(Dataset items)

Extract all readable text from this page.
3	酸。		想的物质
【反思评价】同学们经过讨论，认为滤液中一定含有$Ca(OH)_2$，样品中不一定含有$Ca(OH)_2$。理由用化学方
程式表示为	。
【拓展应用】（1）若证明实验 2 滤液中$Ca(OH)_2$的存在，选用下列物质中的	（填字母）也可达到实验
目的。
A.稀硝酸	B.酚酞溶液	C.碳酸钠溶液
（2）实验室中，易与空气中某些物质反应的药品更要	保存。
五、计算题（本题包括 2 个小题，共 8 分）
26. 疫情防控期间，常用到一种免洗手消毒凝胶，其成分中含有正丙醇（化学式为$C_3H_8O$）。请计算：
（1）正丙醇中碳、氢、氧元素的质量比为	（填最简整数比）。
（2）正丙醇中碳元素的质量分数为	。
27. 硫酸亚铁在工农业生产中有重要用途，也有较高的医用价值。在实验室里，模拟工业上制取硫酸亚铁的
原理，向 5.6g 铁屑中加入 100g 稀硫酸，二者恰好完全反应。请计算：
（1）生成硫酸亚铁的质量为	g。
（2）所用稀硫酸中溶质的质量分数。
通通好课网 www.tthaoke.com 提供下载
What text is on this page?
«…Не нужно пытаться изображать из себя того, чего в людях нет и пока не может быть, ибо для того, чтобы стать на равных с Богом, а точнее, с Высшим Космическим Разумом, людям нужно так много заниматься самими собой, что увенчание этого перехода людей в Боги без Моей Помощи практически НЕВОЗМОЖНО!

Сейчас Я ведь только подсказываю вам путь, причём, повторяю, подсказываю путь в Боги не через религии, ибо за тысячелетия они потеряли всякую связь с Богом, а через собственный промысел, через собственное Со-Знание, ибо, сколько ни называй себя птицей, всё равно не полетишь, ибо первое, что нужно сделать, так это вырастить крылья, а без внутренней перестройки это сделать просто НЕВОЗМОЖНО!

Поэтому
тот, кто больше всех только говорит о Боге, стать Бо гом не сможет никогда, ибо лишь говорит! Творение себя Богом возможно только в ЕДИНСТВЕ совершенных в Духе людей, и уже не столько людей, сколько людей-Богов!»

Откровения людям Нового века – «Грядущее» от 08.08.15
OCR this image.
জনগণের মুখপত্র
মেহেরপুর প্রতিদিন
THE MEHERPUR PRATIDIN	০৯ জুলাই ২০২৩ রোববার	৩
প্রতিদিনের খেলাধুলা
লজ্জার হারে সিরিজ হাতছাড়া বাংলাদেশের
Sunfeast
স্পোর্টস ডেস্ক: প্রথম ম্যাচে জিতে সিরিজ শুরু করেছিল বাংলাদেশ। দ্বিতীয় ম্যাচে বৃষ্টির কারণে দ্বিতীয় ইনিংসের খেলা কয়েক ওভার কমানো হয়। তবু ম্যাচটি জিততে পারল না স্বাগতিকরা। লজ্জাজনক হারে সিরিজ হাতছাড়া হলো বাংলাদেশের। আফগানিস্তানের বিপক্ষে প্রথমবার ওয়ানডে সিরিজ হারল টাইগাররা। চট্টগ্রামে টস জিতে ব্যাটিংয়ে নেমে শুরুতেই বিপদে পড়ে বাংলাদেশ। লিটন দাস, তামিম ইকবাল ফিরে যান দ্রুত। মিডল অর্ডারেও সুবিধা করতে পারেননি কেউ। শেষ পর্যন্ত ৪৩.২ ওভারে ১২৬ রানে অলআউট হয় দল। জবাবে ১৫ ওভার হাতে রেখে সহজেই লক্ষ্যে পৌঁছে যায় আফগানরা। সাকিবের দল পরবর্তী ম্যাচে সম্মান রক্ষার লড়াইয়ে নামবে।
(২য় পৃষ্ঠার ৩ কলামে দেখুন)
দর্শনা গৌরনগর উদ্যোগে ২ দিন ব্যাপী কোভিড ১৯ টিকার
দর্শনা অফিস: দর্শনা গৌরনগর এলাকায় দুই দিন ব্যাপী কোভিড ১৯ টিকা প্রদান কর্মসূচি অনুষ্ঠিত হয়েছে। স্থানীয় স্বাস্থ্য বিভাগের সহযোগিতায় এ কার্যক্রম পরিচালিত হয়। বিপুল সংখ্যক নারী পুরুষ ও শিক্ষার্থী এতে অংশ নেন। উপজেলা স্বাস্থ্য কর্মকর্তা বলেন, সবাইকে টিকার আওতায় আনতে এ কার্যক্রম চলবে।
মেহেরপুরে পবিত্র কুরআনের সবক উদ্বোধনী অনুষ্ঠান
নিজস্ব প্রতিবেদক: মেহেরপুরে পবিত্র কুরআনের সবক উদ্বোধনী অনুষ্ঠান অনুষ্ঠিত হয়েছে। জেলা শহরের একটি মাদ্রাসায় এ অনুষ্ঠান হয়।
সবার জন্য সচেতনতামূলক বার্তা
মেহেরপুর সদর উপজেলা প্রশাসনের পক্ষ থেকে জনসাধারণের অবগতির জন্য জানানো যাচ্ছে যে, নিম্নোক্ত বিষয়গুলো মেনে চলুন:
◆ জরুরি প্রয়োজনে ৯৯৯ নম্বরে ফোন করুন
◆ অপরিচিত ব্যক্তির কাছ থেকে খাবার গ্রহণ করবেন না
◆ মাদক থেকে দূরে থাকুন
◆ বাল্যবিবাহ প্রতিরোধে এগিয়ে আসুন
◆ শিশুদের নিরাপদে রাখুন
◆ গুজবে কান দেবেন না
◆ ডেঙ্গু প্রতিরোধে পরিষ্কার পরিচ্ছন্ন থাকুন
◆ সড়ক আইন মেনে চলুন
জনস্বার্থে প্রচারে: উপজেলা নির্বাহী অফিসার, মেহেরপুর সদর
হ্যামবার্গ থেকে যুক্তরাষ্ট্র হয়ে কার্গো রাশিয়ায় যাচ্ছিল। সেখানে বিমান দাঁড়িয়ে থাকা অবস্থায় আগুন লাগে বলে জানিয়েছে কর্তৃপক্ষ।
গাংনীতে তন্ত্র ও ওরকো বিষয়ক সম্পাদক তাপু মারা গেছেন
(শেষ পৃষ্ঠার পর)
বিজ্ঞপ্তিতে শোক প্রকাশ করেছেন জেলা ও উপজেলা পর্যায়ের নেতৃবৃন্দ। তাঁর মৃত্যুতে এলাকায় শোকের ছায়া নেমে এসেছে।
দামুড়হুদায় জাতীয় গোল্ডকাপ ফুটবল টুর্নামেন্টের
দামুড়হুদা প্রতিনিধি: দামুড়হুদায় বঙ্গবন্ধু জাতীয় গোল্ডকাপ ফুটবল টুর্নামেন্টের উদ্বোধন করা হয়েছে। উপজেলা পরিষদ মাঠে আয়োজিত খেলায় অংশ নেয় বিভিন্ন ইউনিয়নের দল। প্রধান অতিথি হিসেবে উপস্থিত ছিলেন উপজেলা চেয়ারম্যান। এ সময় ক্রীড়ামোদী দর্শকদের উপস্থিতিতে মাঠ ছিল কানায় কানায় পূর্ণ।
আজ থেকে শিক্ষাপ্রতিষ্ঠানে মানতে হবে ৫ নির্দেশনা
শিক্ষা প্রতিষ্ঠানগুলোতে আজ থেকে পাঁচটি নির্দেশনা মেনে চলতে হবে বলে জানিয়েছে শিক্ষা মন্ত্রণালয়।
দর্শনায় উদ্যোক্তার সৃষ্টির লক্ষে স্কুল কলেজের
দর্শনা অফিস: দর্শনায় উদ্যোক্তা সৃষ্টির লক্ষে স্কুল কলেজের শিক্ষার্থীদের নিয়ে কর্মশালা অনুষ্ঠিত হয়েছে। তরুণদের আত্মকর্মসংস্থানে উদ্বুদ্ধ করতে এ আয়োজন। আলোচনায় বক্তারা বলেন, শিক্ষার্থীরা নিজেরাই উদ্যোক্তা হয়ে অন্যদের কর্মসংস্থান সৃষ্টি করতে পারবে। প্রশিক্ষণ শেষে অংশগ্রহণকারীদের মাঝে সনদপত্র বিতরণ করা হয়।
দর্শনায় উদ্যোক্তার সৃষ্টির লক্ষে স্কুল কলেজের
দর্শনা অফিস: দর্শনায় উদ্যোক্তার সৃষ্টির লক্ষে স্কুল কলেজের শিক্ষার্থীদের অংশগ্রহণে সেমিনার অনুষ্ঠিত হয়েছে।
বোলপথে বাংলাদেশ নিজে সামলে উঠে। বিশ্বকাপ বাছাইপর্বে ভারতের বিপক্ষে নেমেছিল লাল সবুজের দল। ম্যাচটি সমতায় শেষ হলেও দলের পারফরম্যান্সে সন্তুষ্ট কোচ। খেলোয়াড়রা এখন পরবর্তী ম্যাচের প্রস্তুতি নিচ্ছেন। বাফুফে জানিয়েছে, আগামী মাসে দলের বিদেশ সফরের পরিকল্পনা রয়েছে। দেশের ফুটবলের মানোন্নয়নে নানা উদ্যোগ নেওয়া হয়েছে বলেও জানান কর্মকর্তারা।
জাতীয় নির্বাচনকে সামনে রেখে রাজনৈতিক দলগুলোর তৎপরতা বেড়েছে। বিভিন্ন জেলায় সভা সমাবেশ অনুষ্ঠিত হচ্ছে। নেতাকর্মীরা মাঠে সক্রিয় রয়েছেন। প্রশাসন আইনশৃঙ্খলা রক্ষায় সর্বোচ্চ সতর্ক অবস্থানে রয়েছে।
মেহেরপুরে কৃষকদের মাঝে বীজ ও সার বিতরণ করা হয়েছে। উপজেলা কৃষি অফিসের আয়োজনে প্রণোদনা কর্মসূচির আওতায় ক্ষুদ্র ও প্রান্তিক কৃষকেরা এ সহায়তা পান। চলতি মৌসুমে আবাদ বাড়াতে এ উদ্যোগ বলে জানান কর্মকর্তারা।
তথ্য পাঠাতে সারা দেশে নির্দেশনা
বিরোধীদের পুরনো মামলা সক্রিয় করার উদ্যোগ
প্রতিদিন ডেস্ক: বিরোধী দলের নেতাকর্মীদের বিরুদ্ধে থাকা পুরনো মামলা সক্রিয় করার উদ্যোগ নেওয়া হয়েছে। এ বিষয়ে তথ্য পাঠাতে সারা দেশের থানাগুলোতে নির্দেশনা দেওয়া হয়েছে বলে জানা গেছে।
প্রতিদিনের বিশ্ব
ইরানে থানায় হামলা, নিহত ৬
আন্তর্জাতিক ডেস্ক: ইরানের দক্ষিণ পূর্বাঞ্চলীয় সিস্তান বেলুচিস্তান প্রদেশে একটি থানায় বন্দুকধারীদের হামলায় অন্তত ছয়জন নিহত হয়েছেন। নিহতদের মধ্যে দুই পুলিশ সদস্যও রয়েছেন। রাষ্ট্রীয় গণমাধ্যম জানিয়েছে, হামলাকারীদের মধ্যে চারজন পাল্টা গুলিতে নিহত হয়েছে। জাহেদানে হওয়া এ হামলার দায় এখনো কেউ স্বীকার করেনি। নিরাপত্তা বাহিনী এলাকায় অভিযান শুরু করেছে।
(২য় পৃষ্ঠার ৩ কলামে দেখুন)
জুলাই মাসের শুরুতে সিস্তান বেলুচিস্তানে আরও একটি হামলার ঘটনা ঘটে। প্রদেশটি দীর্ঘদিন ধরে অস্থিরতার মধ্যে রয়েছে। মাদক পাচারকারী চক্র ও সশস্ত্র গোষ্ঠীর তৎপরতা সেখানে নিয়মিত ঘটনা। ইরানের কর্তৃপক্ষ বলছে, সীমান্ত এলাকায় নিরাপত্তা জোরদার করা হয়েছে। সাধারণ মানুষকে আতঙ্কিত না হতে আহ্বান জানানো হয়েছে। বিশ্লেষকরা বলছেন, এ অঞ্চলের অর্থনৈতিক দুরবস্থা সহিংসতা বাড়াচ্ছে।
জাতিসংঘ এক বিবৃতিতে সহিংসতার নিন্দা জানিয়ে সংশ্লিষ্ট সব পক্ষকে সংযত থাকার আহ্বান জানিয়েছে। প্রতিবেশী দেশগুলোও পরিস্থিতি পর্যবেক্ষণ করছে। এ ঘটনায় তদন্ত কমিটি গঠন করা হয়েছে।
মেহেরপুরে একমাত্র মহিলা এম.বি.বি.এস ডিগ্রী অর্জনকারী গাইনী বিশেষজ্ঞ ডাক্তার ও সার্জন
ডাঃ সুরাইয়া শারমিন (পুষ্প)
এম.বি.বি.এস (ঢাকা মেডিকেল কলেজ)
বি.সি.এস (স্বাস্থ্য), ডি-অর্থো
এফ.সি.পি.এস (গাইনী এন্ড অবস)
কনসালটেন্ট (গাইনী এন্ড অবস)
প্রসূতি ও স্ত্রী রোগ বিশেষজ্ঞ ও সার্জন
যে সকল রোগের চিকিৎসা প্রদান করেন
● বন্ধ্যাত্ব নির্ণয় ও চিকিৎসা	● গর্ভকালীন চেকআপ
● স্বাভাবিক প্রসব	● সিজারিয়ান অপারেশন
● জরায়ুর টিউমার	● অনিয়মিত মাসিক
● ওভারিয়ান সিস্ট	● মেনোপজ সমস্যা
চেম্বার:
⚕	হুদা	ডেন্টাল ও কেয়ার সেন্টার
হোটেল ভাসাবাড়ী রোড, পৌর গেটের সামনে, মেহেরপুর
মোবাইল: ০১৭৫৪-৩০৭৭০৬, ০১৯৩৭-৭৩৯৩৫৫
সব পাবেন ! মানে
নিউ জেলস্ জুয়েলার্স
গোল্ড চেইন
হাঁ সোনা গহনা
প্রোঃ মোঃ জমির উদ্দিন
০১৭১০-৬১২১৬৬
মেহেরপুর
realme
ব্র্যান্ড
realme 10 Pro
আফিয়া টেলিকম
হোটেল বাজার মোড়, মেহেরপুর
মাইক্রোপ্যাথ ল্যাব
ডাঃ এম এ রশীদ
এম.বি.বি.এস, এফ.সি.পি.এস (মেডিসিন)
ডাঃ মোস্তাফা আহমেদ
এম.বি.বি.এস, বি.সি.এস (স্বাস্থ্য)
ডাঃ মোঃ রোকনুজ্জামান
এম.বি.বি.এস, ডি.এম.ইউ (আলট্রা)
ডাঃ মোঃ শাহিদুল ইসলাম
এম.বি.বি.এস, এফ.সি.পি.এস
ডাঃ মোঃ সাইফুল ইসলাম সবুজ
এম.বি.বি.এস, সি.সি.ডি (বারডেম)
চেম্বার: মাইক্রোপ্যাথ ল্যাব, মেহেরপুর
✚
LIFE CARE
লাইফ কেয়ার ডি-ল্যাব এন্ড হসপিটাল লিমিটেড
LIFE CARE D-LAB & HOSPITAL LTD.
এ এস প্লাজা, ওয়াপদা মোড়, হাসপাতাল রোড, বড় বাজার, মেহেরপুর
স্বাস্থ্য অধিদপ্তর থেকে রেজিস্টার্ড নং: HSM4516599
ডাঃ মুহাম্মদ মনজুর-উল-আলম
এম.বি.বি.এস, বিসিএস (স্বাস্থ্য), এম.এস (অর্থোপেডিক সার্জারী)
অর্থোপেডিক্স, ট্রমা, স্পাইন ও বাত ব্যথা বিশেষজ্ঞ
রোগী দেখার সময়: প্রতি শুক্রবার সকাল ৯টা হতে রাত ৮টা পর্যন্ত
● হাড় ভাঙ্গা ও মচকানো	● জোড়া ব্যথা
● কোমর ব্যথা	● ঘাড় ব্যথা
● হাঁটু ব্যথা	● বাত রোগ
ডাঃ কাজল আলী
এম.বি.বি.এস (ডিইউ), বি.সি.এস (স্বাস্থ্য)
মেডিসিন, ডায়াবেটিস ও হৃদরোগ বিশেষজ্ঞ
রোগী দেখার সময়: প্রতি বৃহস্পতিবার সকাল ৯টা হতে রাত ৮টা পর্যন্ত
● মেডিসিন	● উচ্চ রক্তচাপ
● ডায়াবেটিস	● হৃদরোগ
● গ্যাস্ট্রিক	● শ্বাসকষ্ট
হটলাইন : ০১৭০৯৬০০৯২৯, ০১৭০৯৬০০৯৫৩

*Exercise instructions*. Look through the entries above; copy every line holding the string "CARE".

*Task solution*.
LIFE CARE
LIFE CARE D-LAB & HOSPITAL LTD.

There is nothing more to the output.